STATED EXERCISE: Write out the entries verbatim and leave the images out of the copy.

RECORDS SHOWN:
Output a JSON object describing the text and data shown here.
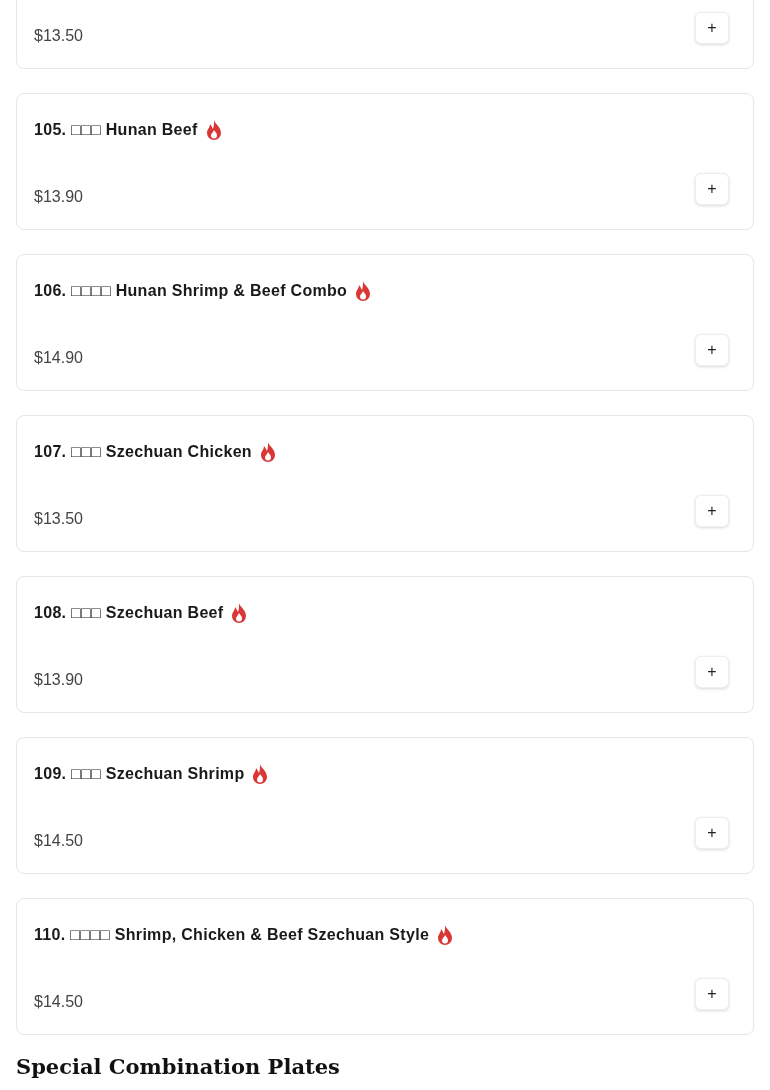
{
  "items": [
    {
      "price": "$13.50",
      "add_label": "+"
    },
    {
      "title": "105. □□□ Hunan Beef",
      "spicy": true,
      "price": "$13.90",
      "add_label": "+"
    },
    {
      "title": "106. □□□□ Hunan Shrimp & Beef Combo",
      "spicy": true,
      "price": "$14.90",
      "add_label": "+"
    },
    {
      "title": "107. □□□ Szechuan Chicken",
      "spicy": true,
      "price": "$13.50",
      "add_label": "+"
    },
    {
      "title": "108. □□□ Szechuan Beef",
      "spicy": true,
      "price": "$13.90",
      "add_label": "+"
    },
    {
      "title": "109. □□□ Szechuan Shrimp",
      "spicy": true,
      "price": "$14.50",
      "add_label": "+"
    },
    {
      "title": "110. □□□□ Shrimp, Chicken & Beef Szechuan Style",
      "spicy": true,
      "price": "$14.50",
      "add_label": "+"
    }
  ],
  "next_section": {
    "heading": "Special Combination Plates"
  }
}
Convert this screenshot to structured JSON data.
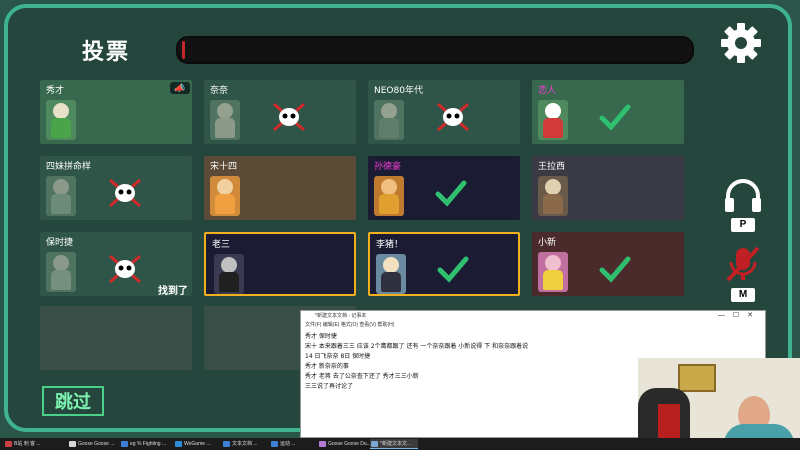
{
  "header": {
    "title": "投票",
    "timer_fraction": 0.006
  },
  "players": [
    {
      "name": "秀才",
      "status": "speaking",
      "speaking_icon": "megaphone-icon",
      "name_color": "#ffffff"
    },
    {
      "name": "奈奈",
      "status": "skipped",
      "name_color": "#ffffff"
    },
    {
      "name": "NEO80年代",
      "status": "skipped",
      "name_color": "#ffffff"
    },
    {
      "name": "恋人",
      "status": "voted",
      "name_color": "#f23cd2"
    },
    {
      "name": "四妹拼命样",
      "status": "skipped",
      "name_color": "#ffffff"
    },
    {
      "name": "宋十四",
      "status": "none",
      "name_color": "#ffffff"
    },
    {
      "name": "孙德豪",
      "status": "voted",
      "name_color": "#f23cd2"
    },
    {
      "name": "王拉西",
      "status": "none",
      "name_color": "#ffffff"
    },
    {
      "name": "保时捷",
      "status": "skipped",
      "extra": "找到了",
      "name_color": "#ffffff"
    },
    {
      "name": "老三",
      "status": "selected",
      "name_color": "#ffffff"
    },
    {
      "name": "李猪！",
      "status": "selected_voted",
      "name_color": "#ffffff"
    },
    {
      "name": "小新",
      "status": "voted",
      "name_color": "#ffffff"
    }
  ],
  "controls": {
    "skip_label": "跳过",
    "push_to_talk_key": "P",
    "mute_key": "M"
  },
  "notepad": {
    "title": "*新建文本文档 - 记事本",
    "menu": "文件(F)  编辑(E)  格式(O)  查看(V)  帮助(H)",
    "lines": [
      "秀才 保时捷",
      "宋十 本来跟着三三    应该 2个鹰都跟了  还有 一个奈奈跟着 小新说得   下 和奈奈跟着说",
      "14 日飞奈奈 8日 保时捷",
      "秀才 新奈奈的事",
      "秀才 老蒋 去了公奈查下还了   秀才三三小新",
      "三三说了再讨论了"
    ]
  },
  "taskbar": {
    "items": [
      {
        "label": "B站 刺 客 ...",
        "color": "#c94040"
      },
      {
        "label": "Goose Goose ...",
        "color": "#d8d8d8"
      },
      {
        "label": "eg % Fighting ...",
        "color": "#3d7fd6"
      },
      {
        "label": "WeGame ...",
        "color": "#2e8bd6"
      },
      {
        "label": "文本文档 ...",
        "color": "#3d7fd6"
      },
      {
        "label": "运动 ...",
        "color": "#3d7fd6"
      },
      {
        "label": "Goose Goose Du...",
        "color": "#b47ad6"
      },
      {
        "label": "*新建文本文...",
        "color": "#79a7d6"
      }
    ]
  },
  "colors": {
    "frame": "#3fb38f",
    "selected_border": "#f2b01e",
    "check": "#2fbf6f",
    "cross": "#d02a2a"
  }
}
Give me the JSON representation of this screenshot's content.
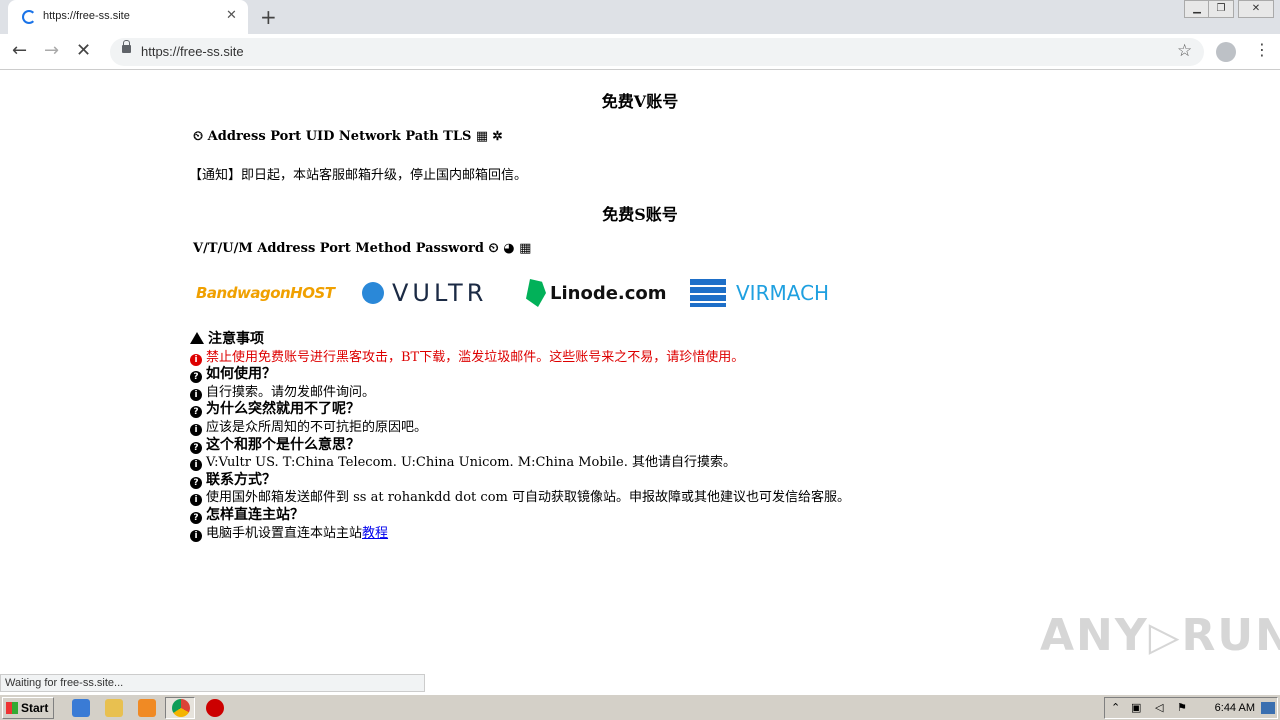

SOLUTION TO THIS EXERCISE:
Output a JSON object describing the text and data shown here.
{
  "items": [
    {
      "price": "$13.50",
      "add_label": "+"
    },
    {
      "title": "105. □□□ Hunan Beef",
      "spicy": true,
      "price": "$13.90",
      "add_label": "+"
    },
    {
      "title": "106. □□□□ Hunan Shrimp & Beef Combo",
      "spicy": true,
      "price": "$14.90",
      "add_label": "+"
    },
    {
      "title": "107. □□□ Szechuan Chicken",
      "spicy": true,
      "price": "$13.50",
      "add_label": "+"
    },
    {
      "title": "108. □□□ Szechuan Beef",
      "spicy": true,
      "price": "$13.90",
      "add_label": "+"
    },
    {
      "title": "109. □□□ Szechuan Shrimp",
      "spicy": true,
      "price": "$14.50",
      "add_label": "+"
    },
    {
      "title": "110. □□□□ Shrimp, Chicken & Beef Szechuan Style",
      "spicy": true,
      "price": "$14.50",
      "add_label": "+"
    }
  ],
  "next_section": {
    "heading": "Special Combination Plates"
  }
}
Convert this screenshot to structured JSON data.
{
  "header": {
    "title": "投票",
    "timer_fraction": 0.006
  },
  "players": [
    {
      "name": "秀才",
      "status": "speaking",
      "speaking_icon": "megaphone-icon",
      "name_color": "#ffffff"
    },
    {
      "name": "奈奈",
      "status": "skipped",
      "name_color": "#ffffff"
    },
    {
      "name": "NEO80年代",
      "status": "skipped",
      "name_color": "#ffffff"
    },
    {
      "name": "恋人",
      "status": "voted",
      "name_color": "#f23cd2"
    },
    {
      "name": "四妹拼命样",
      "status": "skipped",
      "name_color": "#ffffff"
    },
    {
      "name": "宋十四",
      "status": "none",
      "name_color": "#ffffff"
    },
    {
      "name": "孙德豪",
      "status": "voted",
      "name_color": "#f23cd2"
    },
    {
      "name": "王拉西",
      "status": "none",
      "name_color": "#ffffff"
    },
    {
      "name": "保时捷",
      "status": "skipped",
      "extra": "找到了",
      "name_color": "#ffffff"
    },
    {
      "name": "老三",
      "status": "selected",
      "name_color": "#ffffff"
    },
    {
      "name": "李猪！",
      "status": "selected_voted",
      "name_color": "#ffffff"
    },
    {
      "name": "小新",
      "status": "voted",
      "name_color": "#ffffff"
    }
  ],
  "controls": {
    "skip_label": "跳过",
    "push_to_talk_key": "P",
    "mute_key": "M"
  },
  "notepad": {
    "title": "*新建文本文档 - 记事本",
    "menu": "文件(F)  编辑(E)  格式(O)  查看(V)  帮助(H)",
    "lines": [
      "秀才 保时捷",
      "宋十 本来跟着三三    应该 2个鹰都跟了  还有 一个奈奈跟着 小新说得   下 和奈奈跟着说",
      "14 日飞奈奈 8日 保时捷",
      "秀才 新奈奈的事",
      "秀才 老蒋 去了公奈查下还了   秀才三三小新",
      "三三说了再讨论了"
    ]
  },
  "taskbar": {
    "items": [
      {
        "label": "B站 刺 客 ...",
        "color": "#c94040"
      },
      {
        "label": "Goose Goose ...",
        "color": "#d8d8d8"
      },
      {
        "label": "eg % Fighting ...",
        "color": "#3d7fd6"
      },
      {
        "label": "WeGame ...",
        "color": "#2e8bd6"
      },
      {
        "label": "文本文档 ...",
        "color": "#3d7fd6"
      },
      {
        "label": "运动 ...",
        "color": "#3d7fd6"
      },
      {
        "label": "Goose Goose Du...",
        "color": "#b47ad6"
      },
      {
        "label": "*新建文本文...",
        "color": "#79a7d6"
      }
    ]
  },
  "colors": {
    "frame": "#3fb38f",
    "selected_border": "#f2b01e",
    "check": "#2fbf6f",
    "cross": "#d02a2a"
  }
}
Give me the JSON representation of this screenshot's content.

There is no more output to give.